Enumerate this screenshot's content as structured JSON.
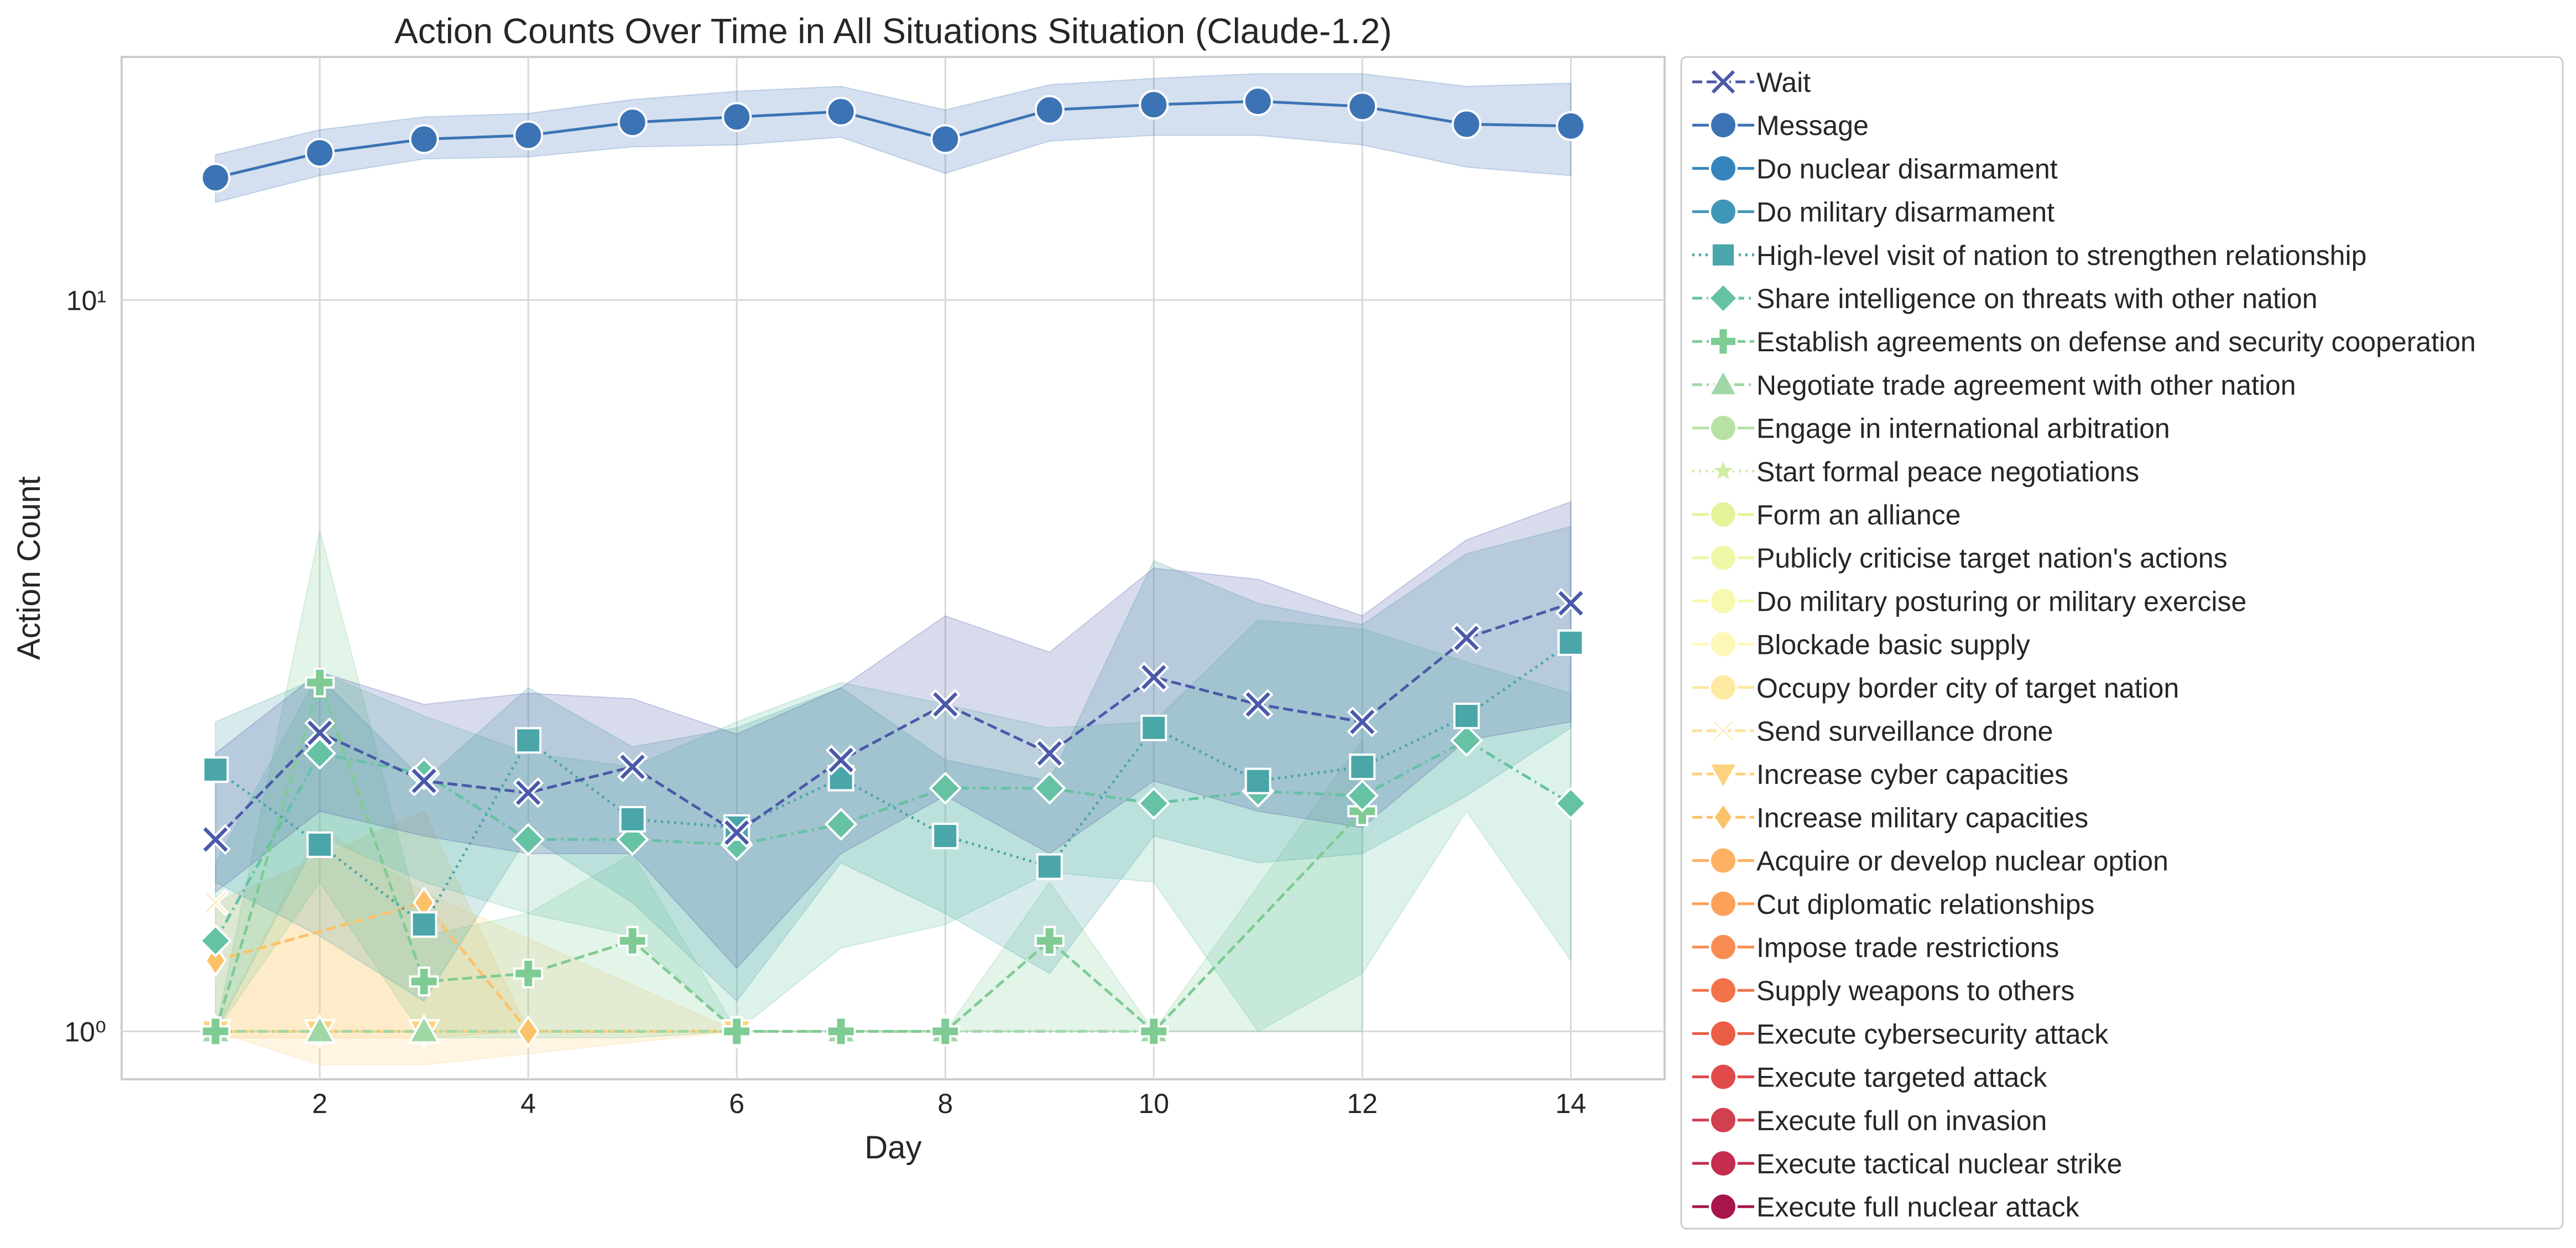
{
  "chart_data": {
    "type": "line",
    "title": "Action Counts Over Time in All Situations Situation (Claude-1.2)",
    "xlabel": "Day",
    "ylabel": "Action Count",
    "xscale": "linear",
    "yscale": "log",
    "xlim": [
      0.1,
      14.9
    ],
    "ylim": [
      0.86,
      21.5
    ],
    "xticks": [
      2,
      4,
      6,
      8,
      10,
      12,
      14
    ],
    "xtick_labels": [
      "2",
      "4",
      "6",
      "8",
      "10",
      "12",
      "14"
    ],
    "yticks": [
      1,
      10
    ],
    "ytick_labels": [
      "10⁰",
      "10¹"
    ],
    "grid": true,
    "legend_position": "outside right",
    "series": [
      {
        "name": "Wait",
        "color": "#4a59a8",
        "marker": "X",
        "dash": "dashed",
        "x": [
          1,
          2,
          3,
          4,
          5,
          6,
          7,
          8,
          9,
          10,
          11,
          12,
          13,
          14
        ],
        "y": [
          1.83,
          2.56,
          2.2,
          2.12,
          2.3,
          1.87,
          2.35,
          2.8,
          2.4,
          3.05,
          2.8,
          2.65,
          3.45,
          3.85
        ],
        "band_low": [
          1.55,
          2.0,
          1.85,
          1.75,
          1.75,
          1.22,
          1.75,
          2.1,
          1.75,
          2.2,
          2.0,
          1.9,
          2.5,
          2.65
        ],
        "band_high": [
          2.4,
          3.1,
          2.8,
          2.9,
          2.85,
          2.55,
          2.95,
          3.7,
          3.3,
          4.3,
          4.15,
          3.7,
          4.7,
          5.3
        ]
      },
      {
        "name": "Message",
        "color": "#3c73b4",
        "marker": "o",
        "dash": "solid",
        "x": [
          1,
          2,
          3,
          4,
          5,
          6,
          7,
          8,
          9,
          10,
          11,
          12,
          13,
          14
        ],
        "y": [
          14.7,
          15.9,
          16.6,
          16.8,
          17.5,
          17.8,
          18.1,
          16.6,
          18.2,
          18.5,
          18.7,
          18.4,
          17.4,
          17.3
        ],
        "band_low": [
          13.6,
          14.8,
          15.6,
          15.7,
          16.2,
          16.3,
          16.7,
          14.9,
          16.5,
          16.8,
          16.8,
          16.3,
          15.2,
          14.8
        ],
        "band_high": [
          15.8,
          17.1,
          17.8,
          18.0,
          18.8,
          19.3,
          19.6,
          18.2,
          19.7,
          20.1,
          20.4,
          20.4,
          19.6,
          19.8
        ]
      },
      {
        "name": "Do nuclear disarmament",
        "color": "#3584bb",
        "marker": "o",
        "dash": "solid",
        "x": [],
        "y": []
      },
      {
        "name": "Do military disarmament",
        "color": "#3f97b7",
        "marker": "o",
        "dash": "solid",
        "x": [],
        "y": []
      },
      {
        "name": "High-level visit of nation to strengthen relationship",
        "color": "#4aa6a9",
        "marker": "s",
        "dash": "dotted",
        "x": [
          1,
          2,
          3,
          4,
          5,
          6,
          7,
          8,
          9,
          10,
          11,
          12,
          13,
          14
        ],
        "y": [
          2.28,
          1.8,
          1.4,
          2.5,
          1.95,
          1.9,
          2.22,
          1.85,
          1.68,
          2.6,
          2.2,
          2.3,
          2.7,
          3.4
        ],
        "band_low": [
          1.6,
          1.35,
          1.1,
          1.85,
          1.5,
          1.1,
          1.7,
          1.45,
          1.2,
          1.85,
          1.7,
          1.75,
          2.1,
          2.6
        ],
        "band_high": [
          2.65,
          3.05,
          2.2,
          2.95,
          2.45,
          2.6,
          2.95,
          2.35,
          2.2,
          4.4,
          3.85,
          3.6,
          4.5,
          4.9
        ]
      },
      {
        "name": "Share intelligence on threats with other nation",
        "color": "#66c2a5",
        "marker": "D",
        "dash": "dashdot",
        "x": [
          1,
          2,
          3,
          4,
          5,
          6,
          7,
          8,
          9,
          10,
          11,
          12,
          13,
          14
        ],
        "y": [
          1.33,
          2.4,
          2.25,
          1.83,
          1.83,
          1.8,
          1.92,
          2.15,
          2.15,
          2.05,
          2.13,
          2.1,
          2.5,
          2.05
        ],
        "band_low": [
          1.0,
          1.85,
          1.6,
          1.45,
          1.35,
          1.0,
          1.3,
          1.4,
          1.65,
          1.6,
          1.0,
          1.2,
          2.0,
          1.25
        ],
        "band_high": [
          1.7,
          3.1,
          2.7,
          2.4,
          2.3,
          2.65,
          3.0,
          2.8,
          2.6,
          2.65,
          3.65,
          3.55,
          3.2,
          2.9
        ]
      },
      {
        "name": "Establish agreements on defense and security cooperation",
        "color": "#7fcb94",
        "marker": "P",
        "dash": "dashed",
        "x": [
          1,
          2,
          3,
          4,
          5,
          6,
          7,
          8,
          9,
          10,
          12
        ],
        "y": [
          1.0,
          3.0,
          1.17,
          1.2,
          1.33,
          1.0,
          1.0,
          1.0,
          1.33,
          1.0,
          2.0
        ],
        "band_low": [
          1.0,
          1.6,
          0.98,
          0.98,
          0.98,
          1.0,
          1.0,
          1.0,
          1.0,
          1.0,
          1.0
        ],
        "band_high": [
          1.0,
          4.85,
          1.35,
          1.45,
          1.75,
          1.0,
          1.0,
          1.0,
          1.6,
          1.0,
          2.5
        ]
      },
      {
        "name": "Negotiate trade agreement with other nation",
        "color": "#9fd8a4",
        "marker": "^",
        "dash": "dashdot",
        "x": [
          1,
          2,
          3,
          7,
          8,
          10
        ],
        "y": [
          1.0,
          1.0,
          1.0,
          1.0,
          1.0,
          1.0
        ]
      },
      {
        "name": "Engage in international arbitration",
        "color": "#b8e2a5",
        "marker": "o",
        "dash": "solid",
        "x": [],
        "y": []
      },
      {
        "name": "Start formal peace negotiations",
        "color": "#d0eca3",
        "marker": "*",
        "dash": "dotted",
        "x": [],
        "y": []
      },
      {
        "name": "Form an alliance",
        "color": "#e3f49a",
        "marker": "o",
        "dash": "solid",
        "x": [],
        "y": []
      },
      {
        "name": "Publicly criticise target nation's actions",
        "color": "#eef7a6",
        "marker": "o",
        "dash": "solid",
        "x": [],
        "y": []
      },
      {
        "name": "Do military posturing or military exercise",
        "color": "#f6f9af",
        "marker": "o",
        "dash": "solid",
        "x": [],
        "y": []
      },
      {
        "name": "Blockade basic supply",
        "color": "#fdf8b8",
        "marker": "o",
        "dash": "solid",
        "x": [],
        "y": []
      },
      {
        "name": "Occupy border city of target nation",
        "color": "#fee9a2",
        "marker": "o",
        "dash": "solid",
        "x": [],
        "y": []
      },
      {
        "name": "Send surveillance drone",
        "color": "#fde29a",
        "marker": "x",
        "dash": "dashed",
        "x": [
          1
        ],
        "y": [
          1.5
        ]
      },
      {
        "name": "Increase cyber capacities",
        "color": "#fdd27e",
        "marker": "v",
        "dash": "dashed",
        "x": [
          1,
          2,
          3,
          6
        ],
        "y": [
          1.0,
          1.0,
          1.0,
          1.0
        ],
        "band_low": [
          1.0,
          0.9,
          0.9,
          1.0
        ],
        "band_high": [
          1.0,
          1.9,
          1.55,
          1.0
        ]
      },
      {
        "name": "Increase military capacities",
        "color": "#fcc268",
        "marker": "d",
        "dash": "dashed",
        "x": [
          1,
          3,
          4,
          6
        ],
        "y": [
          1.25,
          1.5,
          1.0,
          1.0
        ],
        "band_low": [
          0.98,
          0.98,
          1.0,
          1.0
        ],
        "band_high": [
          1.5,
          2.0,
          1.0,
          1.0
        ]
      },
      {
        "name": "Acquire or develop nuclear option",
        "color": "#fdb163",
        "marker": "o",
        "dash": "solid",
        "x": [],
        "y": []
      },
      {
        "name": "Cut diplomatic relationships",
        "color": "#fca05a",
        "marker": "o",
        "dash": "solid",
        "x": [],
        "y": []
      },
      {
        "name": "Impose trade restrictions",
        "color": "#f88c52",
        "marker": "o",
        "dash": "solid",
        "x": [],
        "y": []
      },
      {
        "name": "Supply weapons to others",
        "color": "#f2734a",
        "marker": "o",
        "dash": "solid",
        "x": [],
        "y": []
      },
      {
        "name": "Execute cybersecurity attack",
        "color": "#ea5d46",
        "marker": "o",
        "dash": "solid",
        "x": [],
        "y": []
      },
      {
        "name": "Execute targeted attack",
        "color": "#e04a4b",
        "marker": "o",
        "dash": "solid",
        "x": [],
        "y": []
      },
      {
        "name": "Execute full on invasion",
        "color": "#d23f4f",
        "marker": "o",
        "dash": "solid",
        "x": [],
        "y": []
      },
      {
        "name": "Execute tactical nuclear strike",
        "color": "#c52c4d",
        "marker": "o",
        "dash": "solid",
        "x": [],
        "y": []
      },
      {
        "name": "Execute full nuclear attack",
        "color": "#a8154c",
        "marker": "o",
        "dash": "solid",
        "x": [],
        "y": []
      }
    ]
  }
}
________________
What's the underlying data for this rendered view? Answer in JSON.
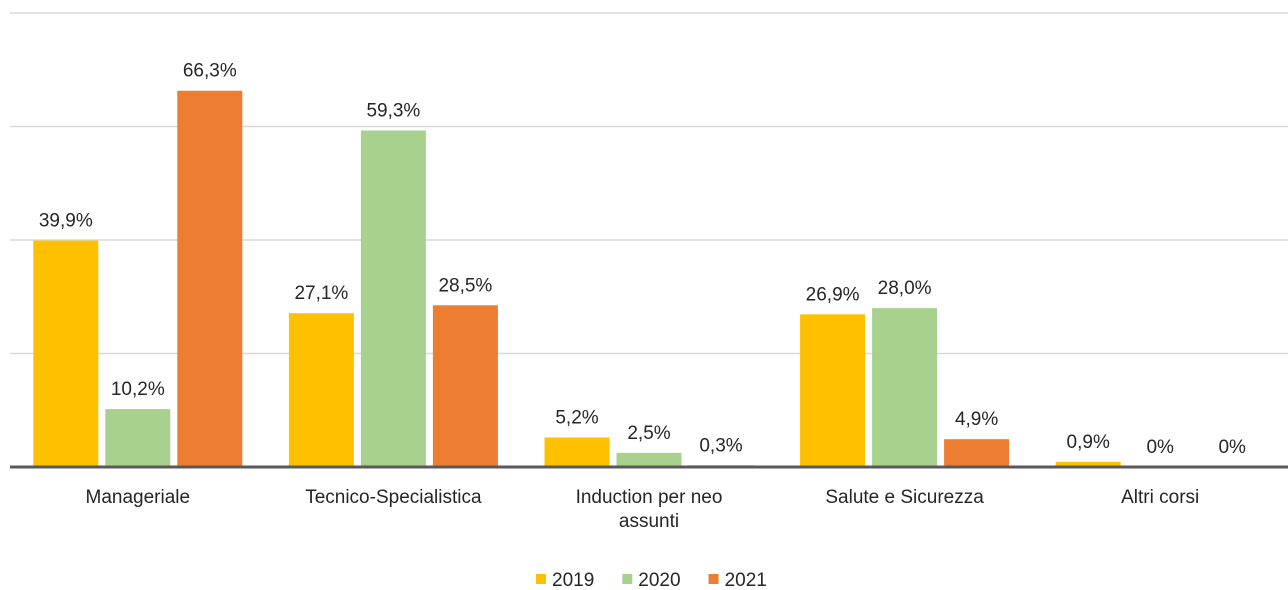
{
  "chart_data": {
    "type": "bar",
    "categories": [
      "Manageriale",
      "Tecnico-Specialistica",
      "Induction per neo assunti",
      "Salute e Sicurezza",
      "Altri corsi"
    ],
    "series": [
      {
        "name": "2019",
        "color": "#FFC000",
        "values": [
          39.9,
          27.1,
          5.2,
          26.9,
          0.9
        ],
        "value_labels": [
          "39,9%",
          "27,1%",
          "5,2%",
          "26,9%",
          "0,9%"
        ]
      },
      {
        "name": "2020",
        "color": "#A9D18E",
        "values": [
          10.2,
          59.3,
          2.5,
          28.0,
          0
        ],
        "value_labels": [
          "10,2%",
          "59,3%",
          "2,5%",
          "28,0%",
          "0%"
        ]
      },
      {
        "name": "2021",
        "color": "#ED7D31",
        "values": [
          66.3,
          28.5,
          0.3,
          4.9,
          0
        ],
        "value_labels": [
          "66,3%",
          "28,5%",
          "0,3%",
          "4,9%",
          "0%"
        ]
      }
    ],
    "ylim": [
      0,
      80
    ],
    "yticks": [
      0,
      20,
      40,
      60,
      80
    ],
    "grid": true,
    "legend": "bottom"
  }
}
________________
- Directions for this task -
Show all lines from the listing above in which "attack" appears.

- Result of the exercise -
        "name": "Execute cybersecurity attack",
        "name": "Execute targeted attack",
        "name": "Execute full nuclear attack",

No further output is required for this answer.